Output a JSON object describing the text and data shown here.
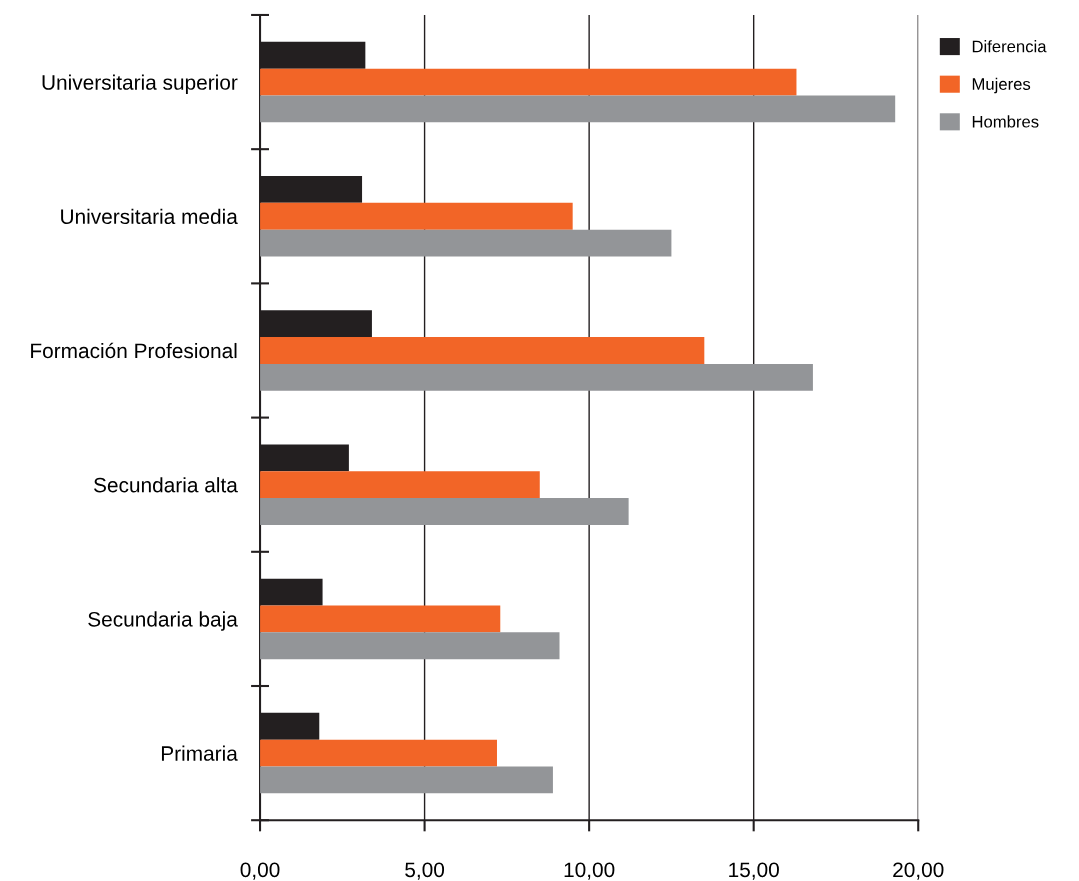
{
  "chart_data": {
    "type": "bar",
    "orientation": "horizontal",
    "categories": [
      "Universitaria superior",
      "Universitaria media",
      "Formación Profesional",
      "Secundaria alta",
      "Secundaria baja",
      "Primaria"
    ],
    "series": [
      {
        "name": "Diferencia",
        "color": "#231f20",
        "values": [
          3.2,
          3.1,
          3.4,
          2.7,
          1.9,
          1.8
        ]
      },
      {
        "name": "Mujeres",
        "color": "#f26527",
        "values": [
          16.3,
          9.5,
          13.5,
          8.5,
          7.3,
          7.2
        ]
      },
      {
        "name": "Hombres",
        "color": "#939598",
        "values": [
          19.3,
          12.5,
          16.8,
          11.2,
          9.1,
          8.9
        ]
      }
    ],
    "xlim": [
      0,
      20
    ],
    "xticks": [
      {
        "value": 0,
        "label": "0,00"
      },
      {
        "value": 5,
        "label": "5,00"
      },
      {
        "value": 10,
        "label": "10,00"
      },
      {
        "value": 15,
        "label": "15,00"
      },
      {
        "value": 20,
        "label": "20,00"
      }
    ],
    "grid": "x",
    "legend": "top right"
  }
}
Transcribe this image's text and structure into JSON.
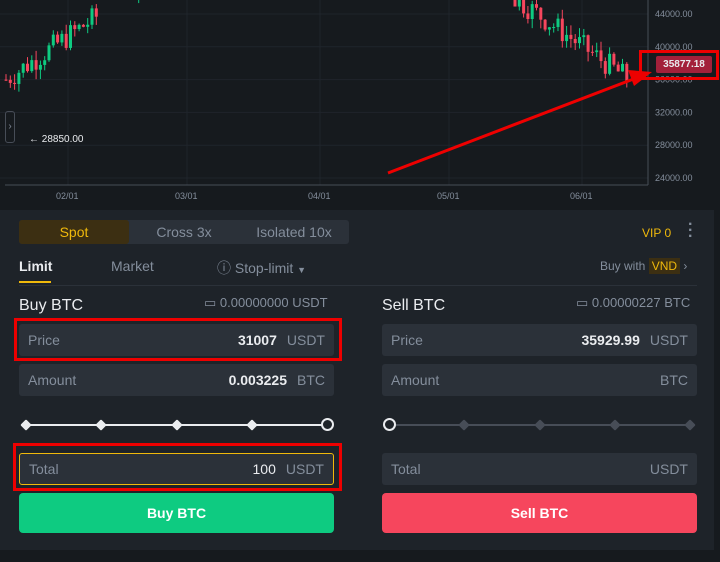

Required work ->
State the number of lines in the records that contain the string "text", and nothing more.

Output ->
2